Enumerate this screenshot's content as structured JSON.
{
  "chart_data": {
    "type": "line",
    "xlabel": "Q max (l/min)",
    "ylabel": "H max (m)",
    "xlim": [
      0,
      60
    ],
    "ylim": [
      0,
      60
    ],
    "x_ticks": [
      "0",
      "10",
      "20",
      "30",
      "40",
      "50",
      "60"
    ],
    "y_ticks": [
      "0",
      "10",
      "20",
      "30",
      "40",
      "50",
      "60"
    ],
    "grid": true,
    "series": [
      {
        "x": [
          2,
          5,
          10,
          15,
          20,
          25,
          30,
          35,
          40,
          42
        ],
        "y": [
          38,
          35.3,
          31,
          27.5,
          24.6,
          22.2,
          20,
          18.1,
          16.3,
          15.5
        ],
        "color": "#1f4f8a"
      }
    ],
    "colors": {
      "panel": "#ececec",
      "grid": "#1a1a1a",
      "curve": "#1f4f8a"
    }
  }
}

Direction:
Please reproduce each record precisely as written.

The output:
Enumerate this screenshot's content as structured JSON.
{
  "chart_data": {
    "type": "line",
    "xlabel": "Q max (l/min)",
    "ylabel": "H max (m)",
    "xlim": [
      0,
      60
    ],
    "ylim": [
      0,
      60
    ],
    "x_ticks": [
      "0",
      "10",
      "20",
      "30",
      "40",
      "50",
      "60"
    ],
    "y_ticks": [
      "0",
      "10",
      "20",
      "30",
      "40",
      "50",
      "60"
    ],
    "grid": true,
    "series": [
      {
        "x": [
          2,
          5,
          10,
          15,
          20,
          25,
          30,
          35,
          40,
          42
        ],
        "y": [
          38,
          35.3,
          31,
          27.5,
          24.6,
          22.2,
          20,
          18.1,
          16.3,
          15.5
        ],
        "color": "#1f4f8a"
      }
    ],
    "colors": {
      "panel": "#ececec",
      "grid": "#1a1a1a",
      "curve": "#1f4f8a"
    }
  }
}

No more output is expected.